Copy each line in the data that includes the word "Participação".

[Stored data entries]

————————

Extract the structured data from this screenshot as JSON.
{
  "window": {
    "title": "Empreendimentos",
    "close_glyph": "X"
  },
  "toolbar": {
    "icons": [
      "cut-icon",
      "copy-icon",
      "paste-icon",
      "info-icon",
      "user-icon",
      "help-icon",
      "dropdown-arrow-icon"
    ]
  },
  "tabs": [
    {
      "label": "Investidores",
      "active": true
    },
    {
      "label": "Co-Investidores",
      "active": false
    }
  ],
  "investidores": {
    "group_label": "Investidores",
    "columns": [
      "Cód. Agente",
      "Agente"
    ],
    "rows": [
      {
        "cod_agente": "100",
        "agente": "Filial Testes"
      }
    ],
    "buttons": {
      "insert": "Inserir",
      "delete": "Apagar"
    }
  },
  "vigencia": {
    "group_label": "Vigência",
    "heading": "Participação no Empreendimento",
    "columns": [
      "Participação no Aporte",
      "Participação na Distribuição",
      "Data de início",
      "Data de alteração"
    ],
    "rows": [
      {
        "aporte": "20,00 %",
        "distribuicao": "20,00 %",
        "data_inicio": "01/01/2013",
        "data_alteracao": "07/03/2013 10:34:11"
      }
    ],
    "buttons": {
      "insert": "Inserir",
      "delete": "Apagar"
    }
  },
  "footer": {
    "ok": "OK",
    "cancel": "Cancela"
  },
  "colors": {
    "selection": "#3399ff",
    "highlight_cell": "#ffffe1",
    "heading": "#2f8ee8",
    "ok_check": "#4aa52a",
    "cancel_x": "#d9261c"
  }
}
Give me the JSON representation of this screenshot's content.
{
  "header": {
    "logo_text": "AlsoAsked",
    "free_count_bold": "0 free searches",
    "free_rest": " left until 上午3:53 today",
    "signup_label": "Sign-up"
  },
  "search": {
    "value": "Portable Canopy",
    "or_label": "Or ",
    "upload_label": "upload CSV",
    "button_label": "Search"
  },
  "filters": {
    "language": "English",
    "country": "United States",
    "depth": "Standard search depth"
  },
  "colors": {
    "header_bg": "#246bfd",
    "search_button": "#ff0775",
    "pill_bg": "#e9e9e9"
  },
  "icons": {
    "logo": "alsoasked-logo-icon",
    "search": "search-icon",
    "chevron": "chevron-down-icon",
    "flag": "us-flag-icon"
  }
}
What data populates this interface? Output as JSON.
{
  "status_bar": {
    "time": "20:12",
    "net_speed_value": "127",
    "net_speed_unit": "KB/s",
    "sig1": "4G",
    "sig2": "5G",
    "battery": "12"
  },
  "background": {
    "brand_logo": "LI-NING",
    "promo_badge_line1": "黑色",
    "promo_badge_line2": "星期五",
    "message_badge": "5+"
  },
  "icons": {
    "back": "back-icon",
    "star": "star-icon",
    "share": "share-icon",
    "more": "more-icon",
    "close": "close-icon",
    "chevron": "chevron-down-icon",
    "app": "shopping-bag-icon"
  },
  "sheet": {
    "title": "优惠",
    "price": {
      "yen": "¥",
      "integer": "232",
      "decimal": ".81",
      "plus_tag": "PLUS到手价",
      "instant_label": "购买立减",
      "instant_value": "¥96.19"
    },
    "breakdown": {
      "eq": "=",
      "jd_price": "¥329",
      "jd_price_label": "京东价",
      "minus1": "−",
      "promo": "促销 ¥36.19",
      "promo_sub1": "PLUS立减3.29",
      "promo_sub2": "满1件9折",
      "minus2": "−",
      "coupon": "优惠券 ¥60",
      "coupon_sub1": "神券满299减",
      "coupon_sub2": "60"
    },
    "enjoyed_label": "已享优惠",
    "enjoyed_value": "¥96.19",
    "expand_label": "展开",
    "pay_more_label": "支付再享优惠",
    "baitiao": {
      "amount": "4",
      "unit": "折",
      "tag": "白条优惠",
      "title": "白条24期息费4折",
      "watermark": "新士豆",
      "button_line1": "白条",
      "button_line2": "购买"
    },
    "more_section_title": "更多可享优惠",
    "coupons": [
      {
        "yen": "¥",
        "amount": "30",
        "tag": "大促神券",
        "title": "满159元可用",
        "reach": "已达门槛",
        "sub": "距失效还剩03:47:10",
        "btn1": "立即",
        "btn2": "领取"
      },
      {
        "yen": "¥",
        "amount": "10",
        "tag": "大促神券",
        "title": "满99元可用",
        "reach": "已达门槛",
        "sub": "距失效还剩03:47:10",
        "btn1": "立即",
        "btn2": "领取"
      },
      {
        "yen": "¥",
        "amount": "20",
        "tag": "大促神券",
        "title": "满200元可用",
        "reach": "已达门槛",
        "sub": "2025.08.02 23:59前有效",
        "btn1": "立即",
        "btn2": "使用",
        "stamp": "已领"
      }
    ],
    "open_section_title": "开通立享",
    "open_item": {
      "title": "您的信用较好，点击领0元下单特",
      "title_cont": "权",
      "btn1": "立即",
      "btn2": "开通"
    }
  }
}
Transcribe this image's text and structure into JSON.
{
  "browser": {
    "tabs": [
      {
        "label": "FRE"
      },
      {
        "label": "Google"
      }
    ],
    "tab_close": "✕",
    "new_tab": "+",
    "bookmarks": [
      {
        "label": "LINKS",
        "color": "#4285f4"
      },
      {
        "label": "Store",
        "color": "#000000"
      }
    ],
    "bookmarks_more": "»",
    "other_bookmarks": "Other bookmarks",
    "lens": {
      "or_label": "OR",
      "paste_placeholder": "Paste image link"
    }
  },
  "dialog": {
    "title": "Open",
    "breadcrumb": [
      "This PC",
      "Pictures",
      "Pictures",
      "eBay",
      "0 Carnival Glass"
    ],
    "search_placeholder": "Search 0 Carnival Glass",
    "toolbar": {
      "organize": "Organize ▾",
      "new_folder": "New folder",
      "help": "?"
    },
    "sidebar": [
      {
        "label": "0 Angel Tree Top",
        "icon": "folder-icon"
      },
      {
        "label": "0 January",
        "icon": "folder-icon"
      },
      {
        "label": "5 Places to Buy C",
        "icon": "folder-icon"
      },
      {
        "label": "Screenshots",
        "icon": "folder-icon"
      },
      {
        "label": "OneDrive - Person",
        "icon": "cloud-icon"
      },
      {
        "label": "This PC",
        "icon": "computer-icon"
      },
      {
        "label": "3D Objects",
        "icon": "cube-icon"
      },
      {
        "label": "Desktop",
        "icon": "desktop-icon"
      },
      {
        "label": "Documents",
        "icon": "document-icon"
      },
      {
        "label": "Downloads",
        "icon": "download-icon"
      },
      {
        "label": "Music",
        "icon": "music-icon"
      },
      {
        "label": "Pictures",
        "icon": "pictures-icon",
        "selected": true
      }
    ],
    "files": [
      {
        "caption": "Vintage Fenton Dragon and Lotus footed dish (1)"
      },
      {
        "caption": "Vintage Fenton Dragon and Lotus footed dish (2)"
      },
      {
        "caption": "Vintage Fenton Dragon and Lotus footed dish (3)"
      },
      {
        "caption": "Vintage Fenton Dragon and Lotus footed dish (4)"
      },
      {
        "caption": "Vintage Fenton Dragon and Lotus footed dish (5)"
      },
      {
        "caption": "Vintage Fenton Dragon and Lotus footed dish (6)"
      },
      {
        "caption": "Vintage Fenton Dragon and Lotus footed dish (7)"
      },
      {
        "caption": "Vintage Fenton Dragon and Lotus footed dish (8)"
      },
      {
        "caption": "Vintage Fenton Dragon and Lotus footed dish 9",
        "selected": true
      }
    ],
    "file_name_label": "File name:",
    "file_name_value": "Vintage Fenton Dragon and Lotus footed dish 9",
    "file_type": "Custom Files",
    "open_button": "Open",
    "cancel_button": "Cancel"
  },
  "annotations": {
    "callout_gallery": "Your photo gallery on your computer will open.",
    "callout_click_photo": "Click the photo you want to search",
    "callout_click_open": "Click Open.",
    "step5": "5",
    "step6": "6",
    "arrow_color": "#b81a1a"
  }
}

————————

- RESULT FOR THIS EXERCISE:
    "heading": "Participação no Empreendimento",
      "Participação no Aporte",
      "Participação na Distribuição",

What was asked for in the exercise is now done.